══ DATA LISTING ══

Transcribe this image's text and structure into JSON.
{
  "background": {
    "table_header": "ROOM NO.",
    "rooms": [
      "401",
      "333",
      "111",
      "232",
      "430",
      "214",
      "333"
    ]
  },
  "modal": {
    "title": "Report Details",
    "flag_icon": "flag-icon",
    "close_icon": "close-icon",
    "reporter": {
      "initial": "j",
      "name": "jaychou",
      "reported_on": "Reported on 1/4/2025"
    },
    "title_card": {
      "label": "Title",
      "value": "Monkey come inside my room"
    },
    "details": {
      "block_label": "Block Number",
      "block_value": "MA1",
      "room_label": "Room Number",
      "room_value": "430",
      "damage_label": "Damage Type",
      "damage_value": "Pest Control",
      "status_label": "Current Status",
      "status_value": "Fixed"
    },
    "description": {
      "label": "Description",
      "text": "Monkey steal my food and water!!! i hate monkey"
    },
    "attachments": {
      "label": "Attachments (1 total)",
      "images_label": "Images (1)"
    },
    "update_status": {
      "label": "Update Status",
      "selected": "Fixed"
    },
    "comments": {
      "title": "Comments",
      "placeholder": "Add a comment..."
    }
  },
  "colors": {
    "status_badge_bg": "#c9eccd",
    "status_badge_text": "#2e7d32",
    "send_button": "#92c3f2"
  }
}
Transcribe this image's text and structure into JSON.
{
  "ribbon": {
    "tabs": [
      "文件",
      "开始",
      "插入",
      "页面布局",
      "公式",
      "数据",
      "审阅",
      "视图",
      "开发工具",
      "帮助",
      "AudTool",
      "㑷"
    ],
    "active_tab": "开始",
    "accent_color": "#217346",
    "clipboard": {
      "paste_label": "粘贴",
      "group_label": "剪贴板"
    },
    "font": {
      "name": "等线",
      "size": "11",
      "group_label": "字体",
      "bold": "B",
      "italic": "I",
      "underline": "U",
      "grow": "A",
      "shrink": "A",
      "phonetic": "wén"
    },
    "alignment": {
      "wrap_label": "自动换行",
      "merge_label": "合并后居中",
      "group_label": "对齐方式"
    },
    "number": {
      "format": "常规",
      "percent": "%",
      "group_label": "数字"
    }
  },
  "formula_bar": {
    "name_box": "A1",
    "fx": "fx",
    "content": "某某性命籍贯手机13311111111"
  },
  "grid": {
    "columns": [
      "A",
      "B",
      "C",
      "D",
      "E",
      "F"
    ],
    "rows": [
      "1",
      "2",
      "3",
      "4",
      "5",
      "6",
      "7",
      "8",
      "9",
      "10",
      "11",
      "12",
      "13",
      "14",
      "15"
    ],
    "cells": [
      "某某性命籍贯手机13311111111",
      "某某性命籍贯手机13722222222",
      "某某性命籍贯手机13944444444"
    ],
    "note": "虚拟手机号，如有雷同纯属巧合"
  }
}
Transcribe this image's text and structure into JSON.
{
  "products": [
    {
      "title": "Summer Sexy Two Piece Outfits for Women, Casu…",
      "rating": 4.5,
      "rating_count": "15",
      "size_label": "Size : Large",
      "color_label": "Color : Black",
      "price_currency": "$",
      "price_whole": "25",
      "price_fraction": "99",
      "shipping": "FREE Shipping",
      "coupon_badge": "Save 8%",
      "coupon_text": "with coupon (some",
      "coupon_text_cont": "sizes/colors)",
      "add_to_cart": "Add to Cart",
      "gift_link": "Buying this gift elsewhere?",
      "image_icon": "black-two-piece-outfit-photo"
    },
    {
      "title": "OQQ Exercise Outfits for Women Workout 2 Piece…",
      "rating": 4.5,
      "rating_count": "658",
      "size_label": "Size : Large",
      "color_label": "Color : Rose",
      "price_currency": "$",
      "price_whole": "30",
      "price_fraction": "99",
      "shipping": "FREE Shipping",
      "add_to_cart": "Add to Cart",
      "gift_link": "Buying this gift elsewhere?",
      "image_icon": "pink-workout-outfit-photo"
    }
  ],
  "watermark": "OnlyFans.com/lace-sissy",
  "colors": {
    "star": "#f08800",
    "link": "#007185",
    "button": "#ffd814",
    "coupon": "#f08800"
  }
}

═══

Which lines contain the word "Women"? Return each of them.

      "title": "Summer Sexy Two Piece Outfits for Women, Casu…",
      "title": "OQQ Exercise Outfits for Women Workout 2 Piece…",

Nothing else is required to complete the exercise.